§ WHAT NEEDS TO BE DONE: Identify the lines holding "para" and copy them.

§ GIVEN RECORDS:
# # # # #
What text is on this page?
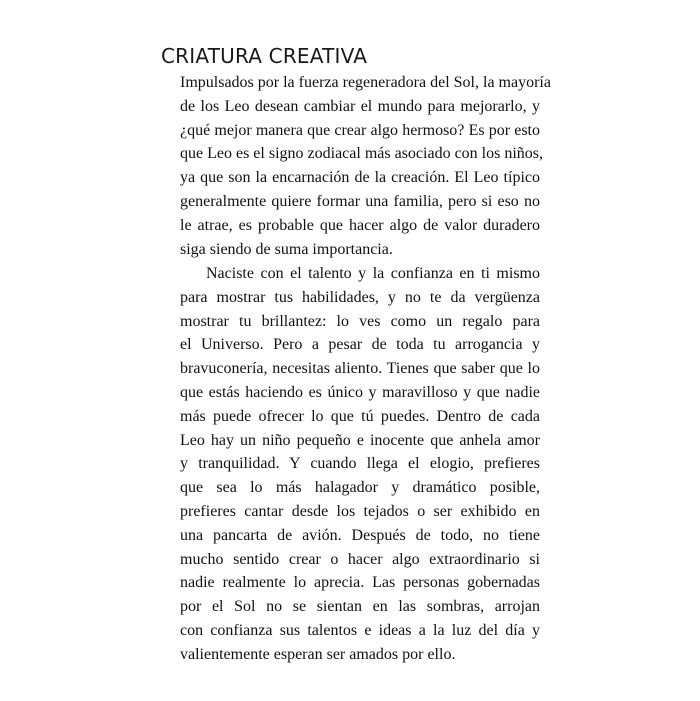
CRIATURA CREATIVA
Impulsados por la fuerza regeneradora del Sol, la mayoría
de los Leo desean cambiar el mundo para mejorarlo, y
¿qué mejor manera que crear algo hermoso? Es por esto
que Leo es el signo zodiacal más asociado con los niños,
ya que son la encarnación de la creación. El Leo típico
generalmente quiere formar una familia, pero si eso no
le atrae, es probable que hacer algo de valor duradero
siga siendo de suma importancia.
Naciste con el talento y la confianza en ti mismo
para mostrar tus habilidades, y no te da vergüenza
mostrar tu brillantez: lo ves como un regalo para
el Universo. Pero a pesar de toda tu arrogancia y
bravuconería, necesitas aliento. Tienes que saber que lo
que estás haciendo es único y maravilloso y que nadie
más puede ofrecer lo que tú puedes. Dentro de cada
Leo hay un niño pequeño e inocente que anhela amor
y tranquilidad. Y cuando llega el elogio, prefieres
que sea lo más halagador y dramático posible,
prefieres cantar desde los tejados o ser exhibido en
una pancarta de avión. Después de todo, no tiene
mucho sentido crear o hacer algo extraordinario si
nadie realmente lo aprecia. Las personas gobernadas
por el Sol no se sientan en las sombras, arrojan
con confianza sus talentos e ideas a la luz del día y
valientemente esperan ser amados por ello.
# # # # #
§ ANSWER FOR THE TASK:
de los Leo desean cambiar el mundo para mejorarlo, y
para mostrar tus habilidades, y no te da vergüenza
mostrar tu brillantez: lo ves como un regalo para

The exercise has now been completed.